PROBLEM: Which lines of the listing below contain the word "release"? Return them.
BEGIN RECORDS FOR THE EXERCISE
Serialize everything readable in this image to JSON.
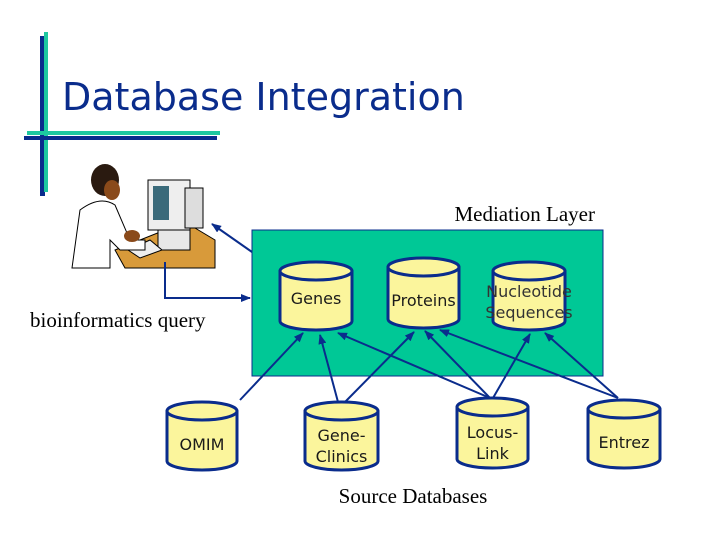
{
  "title": "Database Integration",
  "mediation_label": "Mediation Layer",
  "query_label": "bioinformatics query",
  "source_label": "Source Databases",
  "mediation_dbs": [
    [
      "Genes"
    ],
    [
      "Proteins"
    ],
    [
      "Nucleotide",
      "Sequences"
    ]
  ],
  "source_dbs": [
    [
      "OMIM"
    ],
    [
      "Gene-",
      "Clinics"
    ],
    [
      "Locus-",
      "Link"
    ],
    [
      "Entrez"
    ]
  ],
  "colors": {
    "title": "#0a2c8c",
    "accent_teal": "#1ec8a0",
    "mediation_box": "#00c896",
    "cylinder": "#fbf59c",
    "arrow": "#0a2c8c"
  }
}
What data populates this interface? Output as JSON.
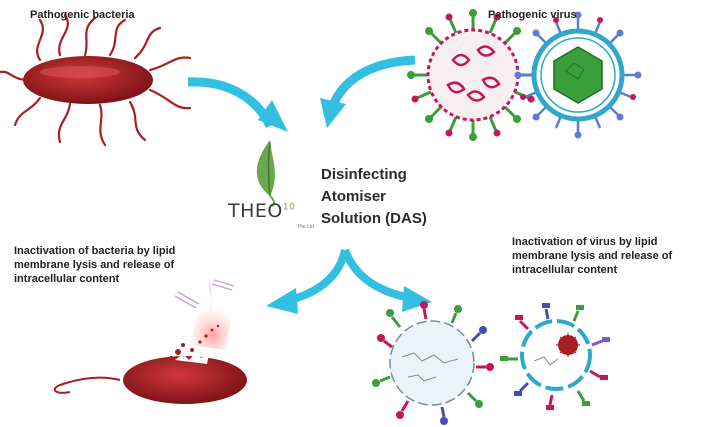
{
  "labels": {
    "pathogenic_bacteria": "Pathogenic bacteria",
    "pathogenic_virus": "Pathogenic virus",
    "das_line1": "Disinfecting",
    "das_line2": "Atomiser",
    "das_line3": "Solution (DAS)",
    "bacteria_inactivation_1": "Inactivation of bacteria by lipid",
    "bacteria_inactivation_2": "membrane lysis and release of",
    "bacteria_inactivation_3": "intracellular content",
    "virus_inactivation_1": "Inactivation of virus by lipid",
    "virus_inactivation_2": "membrane lysis and release of",
    "virus_inactivation_3": "intracellular content"
  },
  "logo": {
    "brand": "THEO",
    "superscript": "10",
    "suffix": "Pte Ltd"
  },
  "colors": {
    "arrow": "#33bfe0",
    "bacteria": "#a91e22",
    "leaf": "#6aa84f",
    "virus_green": "#3a9e3a",
    "virus_capsid": "#2fa7c9"
  },
  "icons": [
    "bacterium-icon",
    "virus-icon",
    "leaf-icon",
    "lysed-bacterium-icon",
    "lysed-virus-icon"
  ]
}
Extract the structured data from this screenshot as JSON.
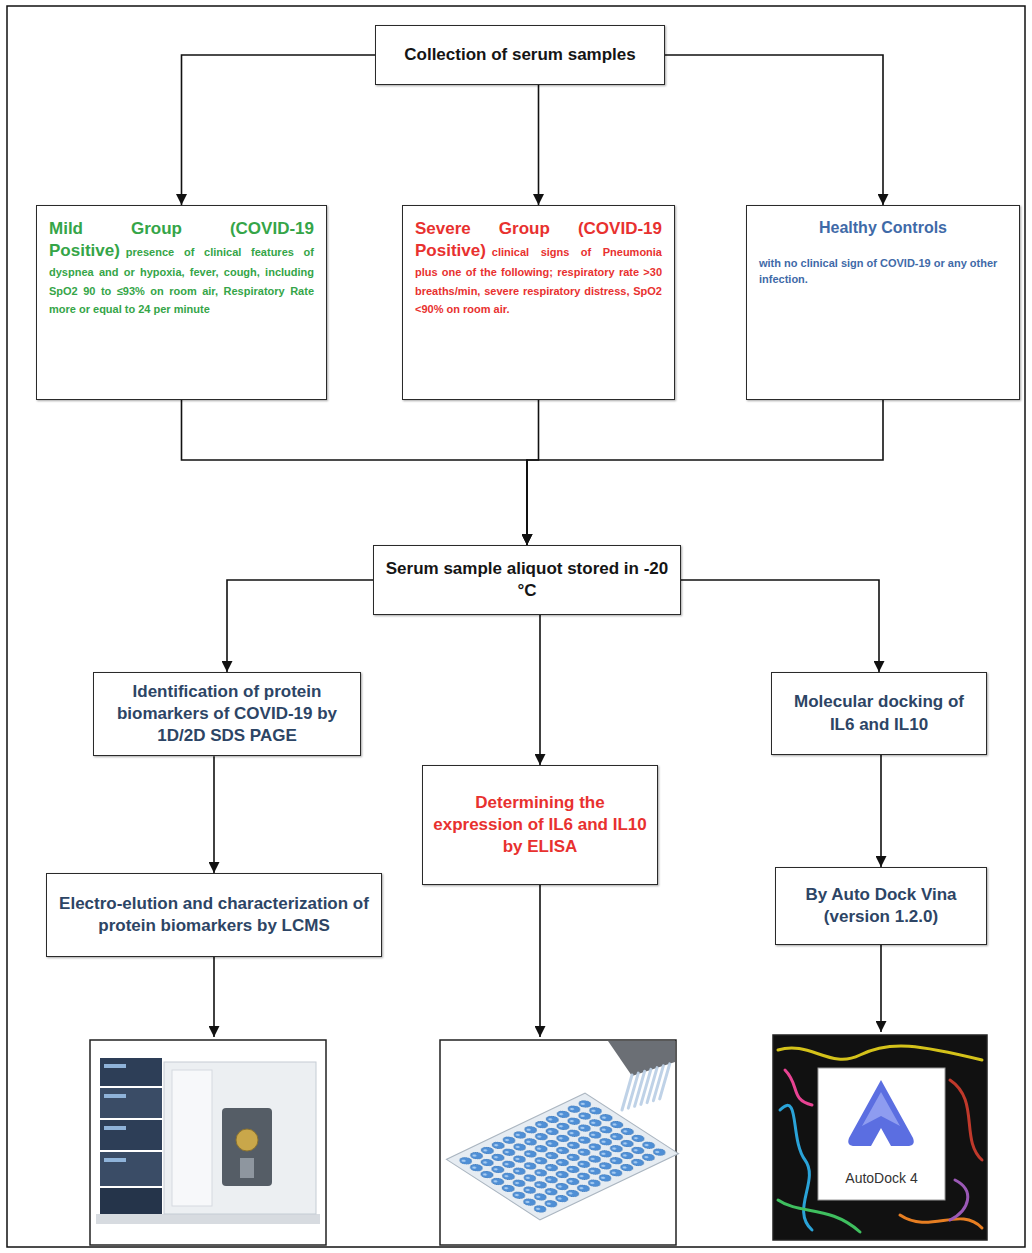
{
  "diagram": {
    "nodes": [
      {
        "text": [
          "Collection of serum samples"
        ]
      },
      {
        "text": [
          "Mild Group (COVID-19 Positive)",
          "presence of clinical features of dyspnea and or hypoxia, fever, cough, including SpO2 90 to ≤93% on room air, Respiratory Rate more or equal to 24 per minute"
        ]
      },
      {
        "text": [
          "Severe Group (COVID-19 Positive)",
          "clinical signs of Pneumonia plus one of the following; respiratory rate >30 breaths/min, severe respiratory distress, SpO2 <90% on room air."
        ]
      },
      {
        "text": [
          "Healthy Controls",
          "with no clinical sign of COVID-19 or any other infection."
        ]
      },
      {
        "text": [
          "Serum sample aliquot stored in -20 °C"
        ]
      },
      {
        "text": [
          "Identification of protein biomarkers of COVID-19 by 1D/2D SDS PAGE"
        ]
      },
      {
        "text": [
          "Electro-elution and characterization of protein biomarkers by LCMS"
        ]
      },
      {
        "text": [
          "Determining the expression of IL6 and IL10 by ELISA"
        ]
      },
      {
        "text": [
          "Molecular docking of IL6 and IL10"
        ]
      },
      {
        "text": [
          "By Auto Dock Vina (version 1.2.0)"
        ]
      }
    ],
    "edges": [
      {
        "from": 0,
        "to": 1,
        "arrow": "to"
      },
      {
        "from": 0,
        "to": 2,
        "arrow": "to"
      },
      {
        "from": 0,
        "to": 3,
        "arrow": "to"
      },
      {
        "from": 1,
        "to": 4,
        "arrow": "to"
      },
      {
        "from": 2,
        "to": 4,
        "arrow": "to"
      },
      {
        "from": 3,
        "to": 4,
        "arrow": "to"
      },
      {
        "from": 4,
        "to": 5,
        "arrow": "to"
      },
      {
        "from": 4,
        "to": 7,
        "arrow": "to"
      },
      {
        "from": 4,
        "to": 8,
        "arrow": "to"
      },
      {
        "from": 5,
        "to": 6,
        "arrow": "to"
      },
      {
        "from": 8,
        "to": 9,
        "arrow": "to"
      }
    ],
    "labels": [
      "AutoDock 4"
    ]
  }
}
END RECORDS FOR THE EXERCISE
RESPONSE TO THE TASK:
    "bacteria_inactivation_2": "membrane lysis and release of",
    "virus_inactivation_2": "membrane lysis and release of",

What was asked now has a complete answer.